_Given task_. Where a line below holds the string "Sensor", copy that line.

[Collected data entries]
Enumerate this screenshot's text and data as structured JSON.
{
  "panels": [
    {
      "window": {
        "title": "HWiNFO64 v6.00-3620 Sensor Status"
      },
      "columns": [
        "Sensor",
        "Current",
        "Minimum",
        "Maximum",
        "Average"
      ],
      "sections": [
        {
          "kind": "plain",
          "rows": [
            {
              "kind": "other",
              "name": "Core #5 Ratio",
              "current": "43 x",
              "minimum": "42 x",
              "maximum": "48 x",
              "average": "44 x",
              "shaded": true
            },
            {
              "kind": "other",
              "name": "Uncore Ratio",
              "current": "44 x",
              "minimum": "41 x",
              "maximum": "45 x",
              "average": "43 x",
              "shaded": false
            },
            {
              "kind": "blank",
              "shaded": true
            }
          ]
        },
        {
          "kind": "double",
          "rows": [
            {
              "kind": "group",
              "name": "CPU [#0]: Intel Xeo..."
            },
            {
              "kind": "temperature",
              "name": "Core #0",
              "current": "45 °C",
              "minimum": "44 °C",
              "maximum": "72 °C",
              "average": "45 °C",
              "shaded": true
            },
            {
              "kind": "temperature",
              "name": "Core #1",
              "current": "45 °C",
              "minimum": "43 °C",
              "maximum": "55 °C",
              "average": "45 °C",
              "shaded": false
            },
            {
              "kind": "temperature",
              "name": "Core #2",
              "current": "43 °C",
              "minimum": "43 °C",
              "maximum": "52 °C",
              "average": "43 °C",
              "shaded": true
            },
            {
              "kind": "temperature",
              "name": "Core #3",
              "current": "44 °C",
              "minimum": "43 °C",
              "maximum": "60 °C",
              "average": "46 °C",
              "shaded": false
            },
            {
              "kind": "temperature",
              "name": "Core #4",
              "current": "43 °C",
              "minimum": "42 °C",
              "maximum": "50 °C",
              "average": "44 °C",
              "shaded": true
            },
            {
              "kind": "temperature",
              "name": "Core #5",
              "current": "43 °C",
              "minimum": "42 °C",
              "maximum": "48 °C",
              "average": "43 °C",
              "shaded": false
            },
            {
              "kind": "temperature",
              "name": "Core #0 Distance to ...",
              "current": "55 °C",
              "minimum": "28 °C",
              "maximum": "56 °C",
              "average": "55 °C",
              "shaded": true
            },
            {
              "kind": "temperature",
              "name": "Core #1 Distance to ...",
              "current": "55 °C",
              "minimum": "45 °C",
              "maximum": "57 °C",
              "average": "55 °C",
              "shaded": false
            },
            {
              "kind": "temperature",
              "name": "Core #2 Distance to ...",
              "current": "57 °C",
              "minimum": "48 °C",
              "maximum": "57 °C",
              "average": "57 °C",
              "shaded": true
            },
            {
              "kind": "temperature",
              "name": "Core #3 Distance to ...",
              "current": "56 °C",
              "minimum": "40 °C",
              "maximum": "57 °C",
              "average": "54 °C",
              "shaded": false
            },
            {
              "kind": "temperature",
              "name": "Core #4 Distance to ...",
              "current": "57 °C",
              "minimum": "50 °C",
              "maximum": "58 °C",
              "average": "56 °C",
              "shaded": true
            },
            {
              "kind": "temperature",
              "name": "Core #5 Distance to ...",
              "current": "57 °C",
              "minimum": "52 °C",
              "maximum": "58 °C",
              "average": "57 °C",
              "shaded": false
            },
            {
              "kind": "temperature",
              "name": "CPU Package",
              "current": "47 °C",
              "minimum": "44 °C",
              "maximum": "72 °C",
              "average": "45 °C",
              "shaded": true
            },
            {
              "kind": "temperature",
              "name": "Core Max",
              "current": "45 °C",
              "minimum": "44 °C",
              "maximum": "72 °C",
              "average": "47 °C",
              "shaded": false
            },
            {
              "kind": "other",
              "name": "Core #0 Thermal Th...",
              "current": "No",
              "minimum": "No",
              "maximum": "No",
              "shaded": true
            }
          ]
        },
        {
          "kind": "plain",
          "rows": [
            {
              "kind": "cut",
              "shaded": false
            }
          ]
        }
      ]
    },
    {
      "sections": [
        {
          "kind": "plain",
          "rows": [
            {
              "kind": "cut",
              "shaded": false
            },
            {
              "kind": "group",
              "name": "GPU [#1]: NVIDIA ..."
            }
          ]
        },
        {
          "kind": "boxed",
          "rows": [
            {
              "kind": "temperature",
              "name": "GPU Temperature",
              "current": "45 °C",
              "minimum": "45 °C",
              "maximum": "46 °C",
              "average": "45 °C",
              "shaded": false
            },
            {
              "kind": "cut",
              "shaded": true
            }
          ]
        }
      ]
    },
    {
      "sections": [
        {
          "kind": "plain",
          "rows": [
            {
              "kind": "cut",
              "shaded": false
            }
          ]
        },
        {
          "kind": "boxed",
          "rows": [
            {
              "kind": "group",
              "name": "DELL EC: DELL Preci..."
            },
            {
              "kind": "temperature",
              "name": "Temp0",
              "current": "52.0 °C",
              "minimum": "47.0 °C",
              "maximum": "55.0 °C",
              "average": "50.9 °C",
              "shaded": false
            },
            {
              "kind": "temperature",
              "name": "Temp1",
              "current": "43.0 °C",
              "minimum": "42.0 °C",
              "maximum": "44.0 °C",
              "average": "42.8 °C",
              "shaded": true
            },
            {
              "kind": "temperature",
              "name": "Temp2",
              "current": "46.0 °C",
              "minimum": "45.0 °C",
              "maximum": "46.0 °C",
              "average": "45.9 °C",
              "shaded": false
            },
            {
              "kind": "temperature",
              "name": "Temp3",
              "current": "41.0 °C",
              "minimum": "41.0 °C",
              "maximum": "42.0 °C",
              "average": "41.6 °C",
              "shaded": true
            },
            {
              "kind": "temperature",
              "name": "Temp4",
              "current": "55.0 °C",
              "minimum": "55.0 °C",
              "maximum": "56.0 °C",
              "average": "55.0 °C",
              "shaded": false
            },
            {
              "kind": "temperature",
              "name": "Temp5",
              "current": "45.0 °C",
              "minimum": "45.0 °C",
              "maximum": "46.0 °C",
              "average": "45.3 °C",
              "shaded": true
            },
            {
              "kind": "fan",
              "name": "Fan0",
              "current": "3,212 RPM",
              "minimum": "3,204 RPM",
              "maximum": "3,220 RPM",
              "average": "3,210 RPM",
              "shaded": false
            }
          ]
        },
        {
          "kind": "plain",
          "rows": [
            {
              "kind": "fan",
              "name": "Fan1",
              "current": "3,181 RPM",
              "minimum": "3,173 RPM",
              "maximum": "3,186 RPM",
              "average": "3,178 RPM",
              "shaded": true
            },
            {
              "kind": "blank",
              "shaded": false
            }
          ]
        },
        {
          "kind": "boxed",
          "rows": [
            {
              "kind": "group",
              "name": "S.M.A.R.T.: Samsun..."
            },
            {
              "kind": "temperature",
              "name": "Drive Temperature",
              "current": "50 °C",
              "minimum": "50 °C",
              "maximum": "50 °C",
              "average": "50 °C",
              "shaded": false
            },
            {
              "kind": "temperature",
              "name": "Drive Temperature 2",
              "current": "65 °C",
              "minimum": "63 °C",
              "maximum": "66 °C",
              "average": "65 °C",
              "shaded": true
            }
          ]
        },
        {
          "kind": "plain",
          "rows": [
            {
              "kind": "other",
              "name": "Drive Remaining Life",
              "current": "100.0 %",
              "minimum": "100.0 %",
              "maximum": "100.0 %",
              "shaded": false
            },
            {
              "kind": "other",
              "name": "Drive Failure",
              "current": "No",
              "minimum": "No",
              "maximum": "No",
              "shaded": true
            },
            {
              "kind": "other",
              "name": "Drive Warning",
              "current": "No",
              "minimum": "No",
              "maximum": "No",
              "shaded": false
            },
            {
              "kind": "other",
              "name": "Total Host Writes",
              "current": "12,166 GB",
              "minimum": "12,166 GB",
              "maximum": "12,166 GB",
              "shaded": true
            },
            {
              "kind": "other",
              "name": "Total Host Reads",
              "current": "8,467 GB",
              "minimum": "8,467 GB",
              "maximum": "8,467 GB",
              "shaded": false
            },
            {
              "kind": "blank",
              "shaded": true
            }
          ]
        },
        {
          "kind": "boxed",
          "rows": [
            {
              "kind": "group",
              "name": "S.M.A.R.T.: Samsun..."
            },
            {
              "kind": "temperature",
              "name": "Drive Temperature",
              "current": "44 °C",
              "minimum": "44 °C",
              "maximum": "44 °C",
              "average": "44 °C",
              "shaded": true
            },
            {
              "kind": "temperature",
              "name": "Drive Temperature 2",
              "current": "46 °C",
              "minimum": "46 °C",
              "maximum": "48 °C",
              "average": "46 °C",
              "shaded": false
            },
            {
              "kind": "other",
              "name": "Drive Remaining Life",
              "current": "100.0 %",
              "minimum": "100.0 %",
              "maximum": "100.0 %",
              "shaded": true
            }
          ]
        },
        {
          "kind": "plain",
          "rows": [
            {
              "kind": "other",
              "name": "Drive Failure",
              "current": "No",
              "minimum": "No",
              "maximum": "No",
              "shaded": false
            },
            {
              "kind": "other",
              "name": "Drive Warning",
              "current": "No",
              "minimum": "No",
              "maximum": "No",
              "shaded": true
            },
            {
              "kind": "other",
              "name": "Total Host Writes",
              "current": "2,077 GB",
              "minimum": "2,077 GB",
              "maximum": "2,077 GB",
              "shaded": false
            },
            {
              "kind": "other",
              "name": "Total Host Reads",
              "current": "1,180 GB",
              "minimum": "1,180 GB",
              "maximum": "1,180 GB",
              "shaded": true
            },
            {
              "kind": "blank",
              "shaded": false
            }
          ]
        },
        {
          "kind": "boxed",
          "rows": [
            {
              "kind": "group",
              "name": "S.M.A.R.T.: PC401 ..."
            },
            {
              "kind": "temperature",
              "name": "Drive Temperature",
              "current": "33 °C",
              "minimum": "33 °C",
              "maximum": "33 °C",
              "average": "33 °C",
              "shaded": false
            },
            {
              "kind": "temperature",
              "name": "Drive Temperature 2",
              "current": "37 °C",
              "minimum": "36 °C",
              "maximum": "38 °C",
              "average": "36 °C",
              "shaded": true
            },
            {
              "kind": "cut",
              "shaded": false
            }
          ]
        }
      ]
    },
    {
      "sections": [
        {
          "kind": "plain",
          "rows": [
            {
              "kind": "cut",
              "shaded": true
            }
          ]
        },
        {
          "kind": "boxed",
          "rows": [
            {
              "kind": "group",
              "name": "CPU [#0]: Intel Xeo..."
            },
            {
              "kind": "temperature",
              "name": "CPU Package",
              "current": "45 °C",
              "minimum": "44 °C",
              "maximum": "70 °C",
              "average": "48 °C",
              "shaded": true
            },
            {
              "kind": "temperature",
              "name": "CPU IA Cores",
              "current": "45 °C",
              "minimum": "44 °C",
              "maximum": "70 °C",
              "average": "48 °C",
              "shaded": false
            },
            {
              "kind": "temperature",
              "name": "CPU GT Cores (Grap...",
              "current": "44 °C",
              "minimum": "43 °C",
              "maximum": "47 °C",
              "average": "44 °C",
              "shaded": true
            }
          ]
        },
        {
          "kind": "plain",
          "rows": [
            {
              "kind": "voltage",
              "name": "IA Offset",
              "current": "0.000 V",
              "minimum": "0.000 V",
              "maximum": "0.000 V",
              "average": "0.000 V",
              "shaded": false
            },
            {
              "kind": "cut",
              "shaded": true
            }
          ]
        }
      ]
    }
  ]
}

_Full output_.
        "title": "HWiNFO64 v6.00-3620 Sensor Status"
        "Sensor",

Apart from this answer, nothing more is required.